## Given data
::::::::

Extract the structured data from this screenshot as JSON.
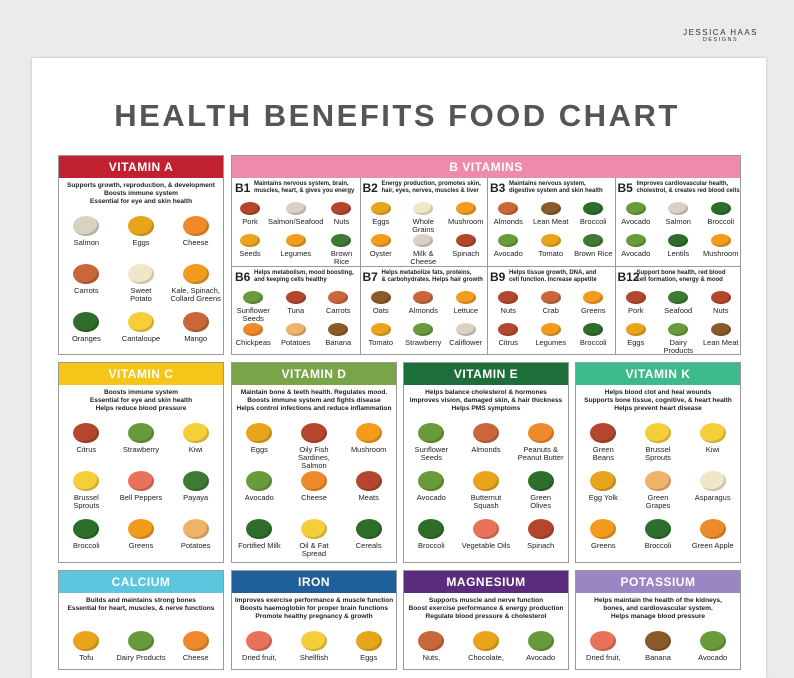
{
  "brand": {
    "name": "JESSICA HAAS",
    "sub": "DESIGNS"
  },
  "title": "HEALTH BENEFITS FOOD CHART",
  "b_vitamins": {
    "title": "B VITAMINS",
    "color": "#ee8aac",
    "groups": [
      {
        "label": "B1",
        "description": "Maintains nervous system, brain,\nmuscles, heart, & gives you energy",
        "items": [
          "Pork",
          "Salmon/Seafood",
          "Nuts",
          "Seeds",
          "Legumes",
          "Brown Rice"
        ]
      },
      {
        "label": "B2",
        "description": "Energy production, promotes skin,\nhair, eyes, nerves, muscles & liver",
        "items": [
          "Eggs",
          "Whole Grains",
          "Mushroom",
          "Oyster",
          "Milk & Cheese",
          "Spinach"
        ]
      },
      {
        "label": "B3",
        "description": "Maintains nervous system,\ndigestive system and skin health",
        "items": [
          "Almonds",
          "Lean Meat",
          "Broccoli",
          "Avocado",
          "Tomato",
          "Brown Rice"
        ]
      },
      {
        "label": "B5",
        "description": "Improves cardiovascular health,\ncholestrol, & creates red blood cells",
        "items": [
          "Avocado",
          "Salmon",
          "Broccoli",
          "Avocado",
          "Lentils",
          "Mushroom"
        ]
      },
      {
        "label": "B6",
        "description": "Helps metabolism, mood boosting,\nand keeping cells healthy",
        "items": [
          "Sunflower\nSeeds",
          "Tuna",
          "Carrots",
          "Chickpeas",
          "Potatoes",
          "Banana"
        ]
      },
      {
        "label": "B7",
        "description": "Helps metabolize fats, proteins,\n& carbohydrates. Helps hair growth",
        "items": [
          "Oats",
          "Almonds",
          "Lettuce",
          "Tomato",
          "Strawberry",
          "Califlower"
        ]
      },
      {
        "label": "B9",
        "description": "Helps tissue growth, DNA, and\ncell function. Increase appetite",
        "items": [
          "Nuts",
          "Crab",
          "Greens",
          "Citrus",
          "Legumes",
          "Broccoli"
        ]
      },
      {
        "label": "B12",
        "description": "Support bone health, red blood\ncell formation, energy & mood",
        "items": [
          "Pork",
          "Seafood",
          "Nuts",
          "Eggs",
          "Dairy Products",
          "Lean Meat"
        ]
      }
    ]
  },
  "sections": [
    {
      "title": "VITAMIN A",
      "color": "#c0202f",
      "description": [
        "Supports growth, reproduction, & development",
        "Boosts immune system",
        "Essential for eye and skin health"
      ],
      "items": [
        "Salmon",
        "Eggs",
        "Cheese",
        "Carrots",
        "Sweet\nPotato",
        "Kale, Spinach,\nCollard Greens",
        "Oranges",
        "Cantaloupe",
        "Mango"
      ]
    },
    {
      "title": "VITAMIN C",
      "color": "#f5c518",
      "description": [
        "Boosts immune system",
        "Essential for eye and skin health",
        "Helps reduce blood pressure"
      ],
      "items": [
        "Citrus",
        "Strawberry",
        "Kiwi",
        "Brussel\nSprouts",
        "Bell Peppers",
        "Payaya",
        "Broccoli",
        "Greens",
        "Potatoes"
      ]
    },
    {
      "title": "VITAMIN D",
      "color": "#7aa448",
      "description": [
        "Maintain bone & teeth health. Regulates mood.",
        "Boosts immune system and fights disease",
        "Helps control infections and reduce inflammation"
      ],
      "items": [
        "Eggs",
        "Oily Fish\nSardines, Salmon",
        "Mushroom",
        "Avocado",
        "Cheese",
        "Meats",
        "Fortified Milk",
        "Oil & Fat Spread",
        "Cereals"
      ]
    },
    {
      "title": "VITAMIN E",
      "color": "#1e6e3c",
      "description": [
        "Helps balance cholesterol & hormones",
        "Improves vision, damaged skin, & hair thickness",
        "Helps PMS symptoms"
      ],
      "items": [
        "Sunflower\nSeeds",
        "Almonds",
        "Peanuts &\nPeanut Butter",
        "Avocado",
        "Butternut\nSquash",
        "Green\nOlives",
        "Broccoli",
        "Vegetable Oils",
        "Spinach"
      ]
    },
    {
      "title": "VITAMIN K",
      "color": "#3dba8c",
      "description": [
        "Helps blood clot and heal wounds",
        "Supports bone tissue, cognitive, & heart health",
        "Helps prevent heart disease"
      ],
      "items": [
        "Green\nBeans",
        "Brussel\nSprouts",
        "Kiwi",
        "Egg Yolk",
        "Green\nGrapes",
        "Asparagus",
        "Greens",
        "Broccoli",
        "Green Apple"
      ]
    },
    {
      "title": "CALCIUM",
      "color": "#5bc6dd",
      "description": [
        "Builds and maintains strong bones",
        "Essential for heart, muscles, & nerve functions"
      ],
      "items": [
        "Tofu",
        "Dairy Products",
        "Cheese"
      ]
    },
    {
      "title": "IRON",
      "color": "#1f5f9a",
      "description": [
        "Improves exercise performance & muscle function",
        "Boosts haemoglobin for proper brain functions",
        "Promote healthy pregnancy & growth"
      ],
      "items": [
        "Dried fruit,",
        "Shellfish",
        "Eggs"
      ]
    },
    {
      "title": "MAGNESIUM",
      "color": "#5b2c7d",
      "description": [
        "Supports muscle and nerve function",
        "Boost exercise performance & energy production",
        "Regulate blood pressure & cholesterol"
      ],
      "items": [
        "Nuts,",
        "Chocolate,",
        "Avocado"
      ]
    },
    {
      "title": "POTASSIUM",
      "color": "#9b86c4",
      "description": [
        "Helps maintain the health of the kidneys,",
        "bones, and cardiovascular system.",
        "Helps manage blood pressure"
      ],
      "items": [
        "Dried fruit,",
        "Banana",
        "Avocado"
      ]
    }
  ]
}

::::::::

Go over the data above and copy every line that has the word "ncell" in it.

        "description": "Helps tissue growth, DNA, and\ncell function. Increase appetite",
        "description": "Support bone health, red blood\ncell formation, energy & mood",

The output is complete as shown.